§ Instructions for the task
Leave out the pictures and transcribe the rest of the records exactly.

Extracts from a graphics dataset:

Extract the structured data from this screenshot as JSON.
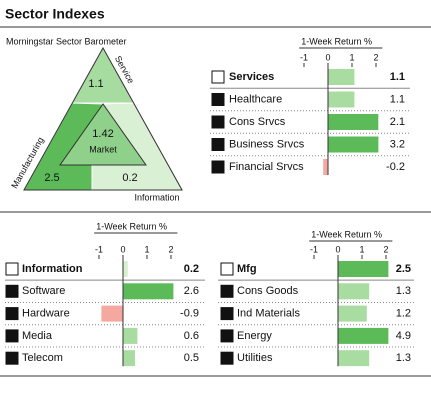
{
  "title": "Sector Indexes",
  "barometer": {
    "title": "Morningstar Sector Barometer",
    "service": {
      "label": "Service",
      "value": 1.1
    },
    "market": {
      "label": "Market",
      "value": 1.42
    },
    "manufacturing": {
      "label": "Manufacturing",
      "value": 2.5
    },
    "information": {
      "label": "Information",
      "value": 0.2
    }
  },
  "panels": [
    {
      "axis_title": "1-Week Return %",
      "xlim": [
        -1.2,
        2.1
      ],
      "xticks": [
        -1,
        0,
        1,
        2
      ],
      "header": {
        "name": "Services",
        "value": 1.1,
        "color": "#a8dca0"
      },
      "rows": [
        {
          "name": "Healthcare",
          "value": 1.1,
          "color": "#a8dca0"
        },
        {
          "name": "Cons Srvcs",
          "value": 2.1,
          "color": "#5cbb58"
        },
        {
          "name": "Business Srvcs",
          "value": 3.2,
          "color": "#5cbb58"
        },
        {
          "name": "Financial Srvcs",
          "value": -0.2,
          "color": "#f4a8a0"
        }
      ]
    },
    {
      "axis_title": "1-Week Return %",
      "xlim": [
        -1.2,
        2.1
      ],
      "xticks": [
        -1,
        0,
        1,
        2
      ],
      "header": {
        "name": "Information",
        "value": 0.2,
        "color": "#d6f0d0"
      },
      "rows": [
        {
          "name": "Software",
          "value": 2.6,
          "color": "#5cbb58"
        },
        {
          "name": "Hardware",
          "value": -0.9,
          "color": "#f4a8a0"
        },
        {
          "name": "Media",
          "value": 0.6,
          "color": "#a8dca0"
        },
        {
          "name": "Telecom",
          "value": 0.5,
          "color": "#a8dca0"
        }
      ]
    },
    {
      "axis_title": "1-Week Return %",
      "xlim": [
        -1.2,
        2.1
      ],
      "xticks": [
        -1,
        0,
        1,
        2
      ],
      "header": {
        "name": "Mfg",
        "value": 2.5,
        "color": "#5cbb58"
      },
      "rows": [
        {
          "name": "Cons Goods",
          "value": 1.3,
          "color": "#a8dca0"
        },
        {
          "name": "Ind Materials",
          "value": 1.2,
          "color": "#a8dca0"
        },
        {
          "name": "Energy",
          "value": 4.9,
          "color": "#5cbb58"
        },
        {
          "name": "Utilities",
          "value": 1.3,
          "color": "#a8dca0"
        }
      ]
    }
  ]
}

§ Task result
Extract the structured data from this screenshot as JSON.
{
  "title": "Sector Indexes",
  "barometer": {
    "title": "Morningstar Sector Barometer",
    "service": {
      "label": "Service",
      "value": 1.1
    },
    "market": {
      "label": "Market",
      "value": 1.42
    },
    "manufacturing": {
      "label": "Manufacturing",
      "value": 2.5
    },
    "information": {
      "label": "Information",
      "value": 0.2
    }
  },
  "panels": [
    {
      "axis_title": "1-Week Return %",
      "xlim": [
        -1.2,
        2.1
      ],
      "xticks": [
        -1,
        0,
        1,
        2
      ],
      "header": {
        "name": "Services",
        "value": 1.1,
        "color": "#a8dca0"
      },
      "rows": [
        {
          "name": "Healthcare",
          "value": 1.1,
          "color": "#a8dca0"
        },
        {
          "name": "Cons Srvcs",
          "value": 2.1,
          "color": "#5cbb58"
        },
        {
          "name": "Business Srvcs",
          "value": 3.2,
          "color": "#5cbb58"
        },
        {
          "name": "Financial Srvcs",
          "value": -0.2,
          "color": "#f4a8a0"
        }
      ]
    },
    {
      "axis_title": "1-Week Return %",
      "xlim": [
        -1.2,
        2.1
      ],
      "xticks": [
        -1,
        0,
        1,
        2
      ],
      "header": {
        "name": "Information",
        "value": 0.2,
        "color": "#d6f0d0"
      },
      "rows": [
        {
          "name": "Software",
          "value": 2.6,
          "color": "#5cbb58"
        },
        {
          "name": "Hardware",
          "value": -0.9,
          "color": "#f4a8a0"
        },
        {
          "name": "Media",
          "value": 0.6,
          "color": "#a8dca0"
        },
        {
          "name": "Telecom",
          "value": 0.5,
          "color": "#a8dca0"
        }
      ]
    },
    {
      "axis_title": "1-Week Return %",
      "xlim": [
        -1.2,
        2.1
      ],
      "xticks": [
        -1,
        0,
        1,
        2
      ],
      "header": {
        "name": "Mfg",
        "value": 2.5,
        "color": "#5cbb58"
      },
      "rows": [
        {
          "name": "Cons Goods",
          "value": 1.3,
          "color": "#a8dca0"
        },
        {
          "name": "Ind Materials",
          "value": 1.2,
          "color": "#a8dca0"
        },
        {
          "name": "Energy",
          "value": 4.9,
          "color": "#5cbb58"
        },
        {
          "name": "Utilities",
          "value": 1.3,
          "color": "#a8dca0"
        }
      ]
    }
  ]
}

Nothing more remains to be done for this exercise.